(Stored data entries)

══════════

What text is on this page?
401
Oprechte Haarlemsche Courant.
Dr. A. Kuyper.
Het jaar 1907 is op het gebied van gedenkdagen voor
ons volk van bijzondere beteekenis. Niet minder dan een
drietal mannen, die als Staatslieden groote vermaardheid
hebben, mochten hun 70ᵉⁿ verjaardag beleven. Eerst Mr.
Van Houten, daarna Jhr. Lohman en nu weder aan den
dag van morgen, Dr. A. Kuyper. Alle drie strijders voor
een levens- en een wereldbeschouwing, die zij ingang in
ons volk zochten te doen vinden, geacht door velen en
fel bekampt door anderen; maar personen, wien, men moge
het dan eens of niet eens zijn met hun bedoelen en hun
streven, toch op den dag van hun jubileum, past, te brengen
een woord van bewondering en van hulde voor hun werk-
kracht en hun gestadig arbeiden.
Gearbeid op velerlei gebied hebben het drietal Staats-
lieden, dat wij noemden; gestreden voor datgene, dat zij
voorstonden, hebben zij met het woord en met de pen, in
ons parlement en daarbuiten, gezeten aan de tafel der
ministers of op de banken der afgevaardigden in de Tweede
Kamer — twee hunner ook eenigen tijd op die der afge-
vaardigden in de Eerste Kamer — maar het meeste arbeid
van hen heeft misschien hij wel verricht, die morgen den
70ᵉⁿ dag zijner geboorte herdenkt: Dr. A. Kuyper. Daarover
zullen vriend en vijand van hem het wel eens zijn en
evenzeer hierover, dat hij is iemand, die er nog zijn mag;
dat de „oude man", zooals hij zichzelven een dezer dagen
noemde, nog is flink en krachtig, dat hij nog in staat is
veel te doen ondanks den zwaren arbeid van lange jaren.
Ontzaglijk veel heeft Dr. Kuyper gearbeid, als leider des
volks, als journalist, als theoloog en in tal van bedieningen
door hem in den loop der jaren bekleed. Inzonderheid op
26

══════════

[Given request]
Copy every line of the data that holds the string "Kamer".

[Task response]
Kamer — twee hunner ook eenigen tijd op die der afge-
vaardigden in de Eerste Kamer — maar het meeste arbeid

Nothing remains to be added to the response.